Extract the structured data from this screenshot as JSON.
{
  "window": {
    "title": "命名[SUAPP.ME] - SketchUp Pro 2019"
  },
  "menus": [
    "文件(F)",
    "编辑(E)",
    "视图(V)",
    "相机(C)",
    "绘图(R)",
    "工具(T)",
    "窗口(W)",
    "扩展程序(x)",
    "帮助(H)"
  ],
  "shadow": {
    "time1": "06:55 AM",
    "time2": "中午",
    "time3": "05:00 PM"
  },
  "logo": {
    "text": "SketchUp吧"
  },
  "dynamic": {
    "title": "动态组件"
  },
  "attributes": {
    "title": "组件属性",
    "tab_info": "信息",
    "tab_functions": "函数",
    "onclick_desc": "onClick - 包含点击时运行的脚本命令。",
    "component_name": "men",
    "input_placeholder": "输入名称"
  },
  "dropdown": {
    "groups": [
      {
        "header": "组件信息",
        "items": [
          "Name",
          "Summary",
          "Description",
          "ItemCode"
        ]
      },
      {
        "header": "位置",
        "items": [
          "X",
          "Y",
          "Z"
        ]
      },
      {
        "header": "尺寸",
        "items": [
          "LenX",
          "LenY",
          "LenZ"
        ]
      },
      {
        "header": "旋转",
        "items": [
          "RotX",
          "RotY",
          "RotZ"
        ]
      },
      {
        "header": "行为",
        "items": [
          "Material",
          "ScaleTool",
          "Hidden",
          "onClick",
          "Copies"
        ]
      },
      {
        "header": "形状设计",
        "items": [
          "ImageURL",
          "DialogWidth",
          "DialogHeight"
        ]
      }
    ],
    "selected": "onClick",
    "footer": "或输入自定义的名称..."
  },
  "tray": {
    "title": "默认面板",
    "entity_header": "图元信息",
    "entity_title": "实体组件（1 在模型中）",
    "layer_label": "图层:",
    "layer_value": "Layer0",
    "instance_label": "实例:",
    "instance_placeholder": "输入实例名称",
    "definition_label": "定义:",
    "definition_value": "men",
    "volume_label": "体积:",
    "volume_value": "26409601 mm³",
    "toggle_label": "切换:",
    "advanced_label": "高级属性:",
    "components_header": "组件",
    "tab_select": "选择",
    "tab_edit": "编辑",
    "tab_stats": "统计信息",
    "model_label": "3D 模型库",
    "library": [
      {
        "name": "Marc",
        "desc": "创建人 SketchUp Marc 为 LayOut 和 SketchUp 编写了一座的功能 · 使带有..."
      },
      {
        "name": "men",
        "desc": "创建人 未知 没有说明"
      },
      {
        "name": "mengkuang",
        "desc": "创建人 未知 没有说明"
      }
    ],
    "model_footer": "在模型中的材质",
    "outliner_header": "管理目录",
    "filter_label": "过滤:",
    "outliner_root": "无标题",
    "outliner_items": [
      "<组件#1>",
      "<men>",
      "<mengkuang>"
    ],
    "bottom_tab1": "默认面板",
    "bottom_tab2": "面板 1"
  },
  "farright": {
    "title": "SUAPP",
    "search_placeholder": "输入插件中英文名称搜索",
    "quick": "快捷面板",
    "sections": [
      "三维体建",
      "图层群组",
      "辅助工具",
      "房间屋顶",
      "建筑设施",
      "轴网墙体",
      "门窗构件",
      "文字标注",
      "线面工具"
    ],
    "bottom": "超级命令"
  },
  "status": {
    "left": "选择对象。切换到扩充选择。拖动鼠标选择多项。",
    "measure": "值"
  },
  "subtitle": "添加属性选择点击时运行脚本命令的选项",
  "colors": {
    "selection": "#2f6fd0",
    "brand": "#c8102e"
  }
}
* * *
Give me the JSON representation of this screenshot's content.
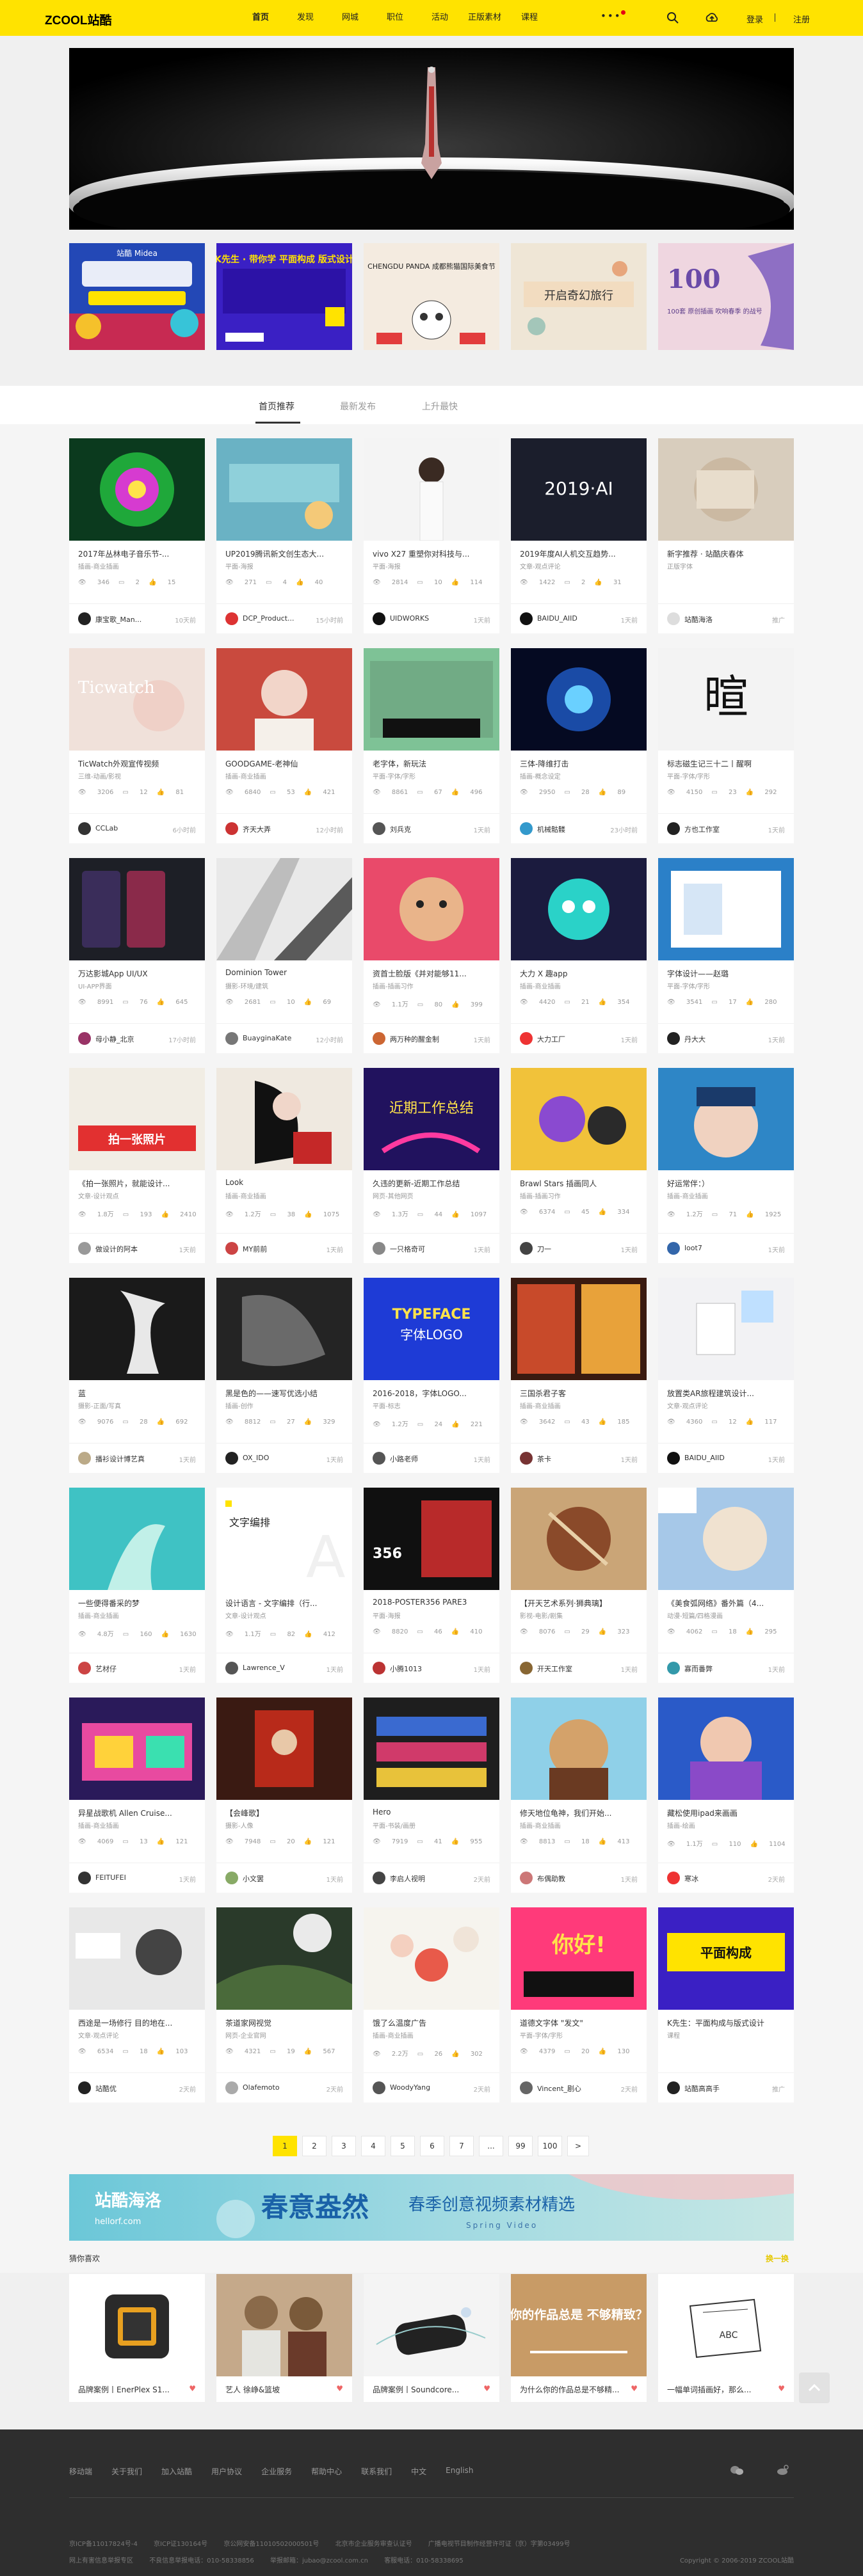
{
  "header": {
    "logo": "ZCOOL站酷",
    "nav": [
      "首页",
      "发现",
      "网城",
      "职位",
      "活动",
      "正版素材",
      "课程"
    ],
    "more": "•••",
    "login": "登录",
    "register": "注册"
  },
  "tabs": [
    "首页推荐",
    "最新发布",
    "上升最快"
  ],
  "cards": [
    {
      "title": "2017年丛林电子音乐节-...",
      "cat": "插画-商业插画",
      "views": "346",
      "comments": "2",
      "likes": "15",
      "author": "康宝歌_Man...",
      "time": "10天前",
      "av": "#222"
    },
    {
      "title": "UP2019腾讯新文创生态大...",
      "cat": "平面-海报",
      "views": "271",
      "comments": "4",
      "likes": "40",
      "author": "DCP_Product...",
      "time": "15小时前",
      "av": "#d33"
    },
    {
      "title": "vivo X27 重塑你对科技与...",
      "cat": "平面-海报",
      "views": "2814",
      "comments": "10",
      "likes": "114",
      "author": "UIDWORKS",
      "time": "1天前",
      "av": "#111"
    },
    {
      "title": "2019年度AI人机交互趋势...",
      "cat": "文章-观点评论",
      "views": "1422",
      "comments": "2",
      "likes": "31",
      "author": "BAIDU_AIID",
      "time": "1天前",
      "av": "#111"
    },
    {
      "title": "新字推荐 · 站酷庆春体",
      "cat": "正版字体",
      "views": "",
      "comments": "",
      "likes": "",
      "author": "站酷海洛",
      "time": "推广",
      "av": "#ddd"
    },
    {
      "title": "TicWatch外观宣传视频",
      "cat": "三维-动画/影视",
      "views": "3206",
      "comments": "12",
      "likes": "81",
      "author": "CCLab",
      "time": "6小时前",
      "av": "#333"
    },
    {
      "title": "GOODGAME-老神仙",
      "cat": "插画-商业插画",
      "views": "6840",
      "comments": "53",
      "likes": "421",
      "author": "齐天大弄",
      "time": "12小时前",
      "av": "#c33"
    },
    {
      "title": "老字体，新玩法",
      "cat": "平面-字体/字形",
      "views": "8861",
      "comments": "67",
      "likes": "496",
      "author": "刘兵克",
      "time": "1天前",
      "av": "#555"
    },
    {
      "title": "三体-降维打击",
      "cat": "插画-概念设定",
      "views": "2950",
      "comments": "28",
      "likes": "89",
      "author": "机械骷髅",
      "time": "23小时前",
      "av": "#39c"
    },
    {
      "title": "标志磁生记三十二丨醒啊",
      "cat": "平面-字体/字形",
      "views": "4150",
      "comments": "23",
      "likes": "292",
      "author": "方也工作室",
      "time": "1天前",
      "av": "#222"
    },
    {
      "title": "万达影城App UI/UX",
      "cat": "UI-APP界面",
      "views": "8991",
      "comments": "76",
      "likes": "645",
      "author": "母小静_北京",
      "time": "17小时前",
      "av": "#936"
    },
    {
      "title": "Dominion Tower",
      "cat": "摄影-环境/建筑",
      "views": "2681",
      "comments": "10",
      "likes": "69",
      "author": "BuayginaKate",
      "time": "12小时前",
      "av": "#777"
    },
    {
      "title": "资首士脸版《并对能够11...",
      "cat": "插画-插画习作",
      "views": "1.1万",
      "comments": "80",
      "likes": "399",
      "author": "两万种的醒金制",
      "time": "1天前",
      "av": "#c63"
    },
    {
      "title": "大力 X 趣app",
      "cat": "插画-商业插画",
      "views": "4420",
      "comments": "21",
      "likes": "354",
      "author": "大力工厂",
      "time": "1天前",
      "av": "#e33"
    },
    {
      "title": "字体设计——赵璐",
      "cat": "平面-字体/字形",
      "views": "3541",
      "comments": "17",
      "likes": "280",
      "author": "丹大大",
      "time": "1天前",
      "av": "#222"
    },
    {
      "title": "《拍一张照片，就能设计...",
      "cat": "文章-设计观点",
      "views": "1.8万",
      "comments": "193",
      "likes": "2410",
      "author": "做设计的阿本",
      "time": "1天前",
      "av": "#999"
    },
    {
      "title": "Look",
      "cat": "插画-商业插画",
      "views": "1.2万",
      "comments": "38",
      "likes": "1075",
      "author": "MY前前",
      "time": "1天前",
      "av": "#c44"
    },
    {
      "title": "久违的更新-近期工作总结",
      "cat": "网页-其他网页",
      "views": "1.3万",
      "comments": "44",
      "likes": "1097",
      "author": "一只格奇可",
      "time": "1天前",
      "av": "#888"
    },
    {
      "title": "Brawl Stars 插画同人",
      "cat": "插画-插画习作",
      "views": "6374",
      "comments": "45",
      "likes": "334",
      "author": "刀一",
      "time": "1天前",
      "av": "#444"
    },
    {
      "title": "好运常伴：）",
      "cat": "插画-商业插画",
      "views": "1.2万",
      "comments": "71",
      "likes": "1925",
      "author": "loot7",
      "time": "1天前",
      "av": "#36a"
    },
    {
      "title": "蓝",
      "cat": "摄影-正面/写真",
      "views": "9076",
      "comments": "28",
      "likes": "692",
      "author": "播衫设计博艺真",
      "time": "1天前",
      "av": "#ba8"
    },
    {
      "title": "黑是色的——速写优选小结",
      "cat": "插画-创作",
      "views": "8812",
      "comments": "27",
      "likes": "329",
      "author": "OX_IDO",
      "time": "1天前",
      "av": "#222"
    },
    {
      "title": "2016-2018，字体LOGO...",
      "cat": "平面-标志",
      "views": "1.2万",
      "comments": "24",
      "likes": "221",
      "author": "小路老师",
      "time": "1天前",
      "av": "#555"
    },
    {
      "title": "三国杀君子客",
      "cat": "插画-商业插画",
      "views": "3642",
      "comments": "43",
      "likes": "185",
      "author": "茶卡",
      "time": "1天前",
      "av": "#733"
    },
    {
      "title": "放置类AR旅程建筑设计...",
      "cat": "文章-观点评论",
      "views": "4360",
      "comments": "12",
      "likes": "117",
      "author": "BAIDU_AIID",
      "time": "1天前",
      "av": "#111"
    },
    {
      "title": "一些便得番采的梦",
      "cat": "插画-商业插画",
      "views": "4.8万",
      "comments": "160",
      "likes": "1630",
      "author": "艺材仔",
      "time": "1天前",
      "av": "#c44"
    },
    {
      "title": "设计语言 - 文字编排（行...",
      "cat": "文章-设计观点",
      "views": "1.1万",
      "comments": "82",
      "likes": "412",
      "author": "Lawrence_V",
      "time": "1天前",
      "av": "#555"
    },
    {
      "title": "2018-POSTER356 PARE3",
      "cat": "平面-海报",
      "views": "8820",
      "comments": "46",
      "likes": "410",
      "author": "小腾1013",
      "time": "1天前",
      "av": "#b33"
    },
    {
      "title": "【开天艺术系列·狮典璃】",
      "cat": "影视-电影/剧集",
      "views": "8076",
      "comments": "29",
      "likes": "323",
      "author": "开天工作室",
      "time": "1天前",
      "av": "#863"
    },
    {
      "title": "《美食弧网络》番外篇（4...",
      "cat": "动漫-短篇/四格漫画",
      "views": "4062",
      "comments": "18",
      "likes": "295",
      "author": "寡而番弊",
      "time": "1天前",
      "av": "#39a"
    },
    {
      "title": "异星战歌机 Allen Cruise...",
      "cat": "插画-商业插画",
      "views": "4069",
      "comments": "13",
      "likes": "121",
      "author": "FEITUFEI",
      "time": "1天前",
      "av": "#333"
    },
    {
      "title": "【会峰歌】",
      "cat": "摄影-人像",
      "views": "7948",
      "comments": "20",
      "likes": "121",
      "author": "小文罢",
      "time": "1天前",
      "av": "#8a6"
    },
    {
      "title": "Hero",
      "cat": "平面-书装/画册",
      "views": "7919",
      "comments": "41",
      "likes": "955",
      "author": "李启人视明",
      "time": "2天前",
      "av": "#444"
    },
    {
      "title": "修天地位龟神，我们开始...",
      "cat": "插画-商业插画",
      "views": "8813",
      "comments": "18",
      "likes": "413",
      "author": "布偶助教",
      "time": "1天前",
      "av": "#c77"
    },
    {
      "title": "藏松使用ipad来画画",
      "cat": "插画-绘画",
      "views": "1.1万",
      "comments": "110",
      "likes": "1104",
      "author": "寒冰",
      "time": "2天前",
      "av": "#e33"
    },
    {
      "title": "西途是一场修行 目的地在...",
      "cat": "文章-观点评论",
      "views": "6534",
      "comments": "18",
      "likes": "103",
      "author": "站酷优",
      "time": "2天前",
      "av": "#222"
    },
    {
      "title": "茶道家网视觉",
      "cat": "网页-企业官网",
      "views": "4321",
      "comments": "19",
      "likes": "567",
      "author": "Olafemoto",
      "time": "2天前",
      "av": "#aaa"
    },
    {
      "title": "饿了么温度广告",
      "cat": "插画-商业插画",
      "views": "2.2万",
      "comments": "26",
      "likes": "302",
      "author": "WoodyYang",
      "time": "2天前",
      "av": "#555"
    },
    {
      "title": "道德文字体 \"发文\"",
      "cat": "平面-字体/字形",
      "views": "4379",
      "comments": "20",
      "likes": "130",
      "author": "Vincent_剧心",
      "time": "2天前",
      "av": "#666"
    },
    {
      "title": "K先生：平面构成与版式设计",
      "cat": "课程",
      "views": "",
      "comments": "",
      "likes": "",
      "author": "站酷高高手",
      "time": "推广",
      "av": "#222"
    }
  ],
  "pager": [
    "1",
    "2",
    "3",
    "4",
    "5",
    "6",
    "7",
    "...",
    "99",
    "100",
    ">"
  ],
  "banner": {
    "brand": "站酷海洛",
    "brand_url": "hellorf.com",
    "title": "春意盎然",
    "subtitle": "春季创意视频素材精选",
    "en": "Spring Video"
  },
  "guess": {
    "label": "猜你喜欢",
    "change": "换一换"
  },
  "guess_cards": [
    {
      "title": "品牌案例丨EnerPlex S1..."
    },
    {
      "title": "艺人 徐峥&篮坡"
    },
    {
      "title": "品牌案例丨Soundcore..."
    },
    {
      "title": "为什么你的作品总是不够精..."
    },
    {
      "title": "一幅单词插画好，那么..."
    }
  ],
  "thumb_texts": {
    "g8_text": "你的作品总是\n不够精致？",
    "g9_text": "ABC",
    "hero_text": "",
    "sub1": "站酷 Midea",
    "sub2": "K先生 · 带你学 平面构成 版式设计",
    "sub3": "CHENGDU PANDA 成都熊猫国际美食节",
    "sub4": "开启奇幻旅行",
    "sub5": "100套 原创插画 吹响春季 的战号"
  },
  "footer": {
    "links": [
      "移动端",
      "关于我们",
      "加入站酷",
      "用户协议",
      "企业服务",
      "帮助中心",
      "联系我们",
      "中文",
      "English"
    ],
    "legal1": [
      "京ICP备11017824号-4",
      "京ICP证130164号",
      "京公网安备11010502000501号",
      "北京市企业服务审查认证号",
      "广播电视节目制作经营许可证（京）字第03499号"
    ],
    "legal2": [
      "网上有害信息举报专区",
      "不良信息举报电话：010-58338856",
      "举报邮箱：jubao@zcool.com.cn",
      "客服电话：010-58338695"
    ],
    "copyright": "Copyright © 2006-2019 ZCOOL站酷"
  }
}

** WRITTEN INSTRUCTION **
Go through the listing above and list every line that has the word "SUAPP".

** SOLUTION FOR THIS PROBLEM **
    "title": "命名[SUAPP.ME] - SketchUp Pro 2019"
    "title": "SUAPP",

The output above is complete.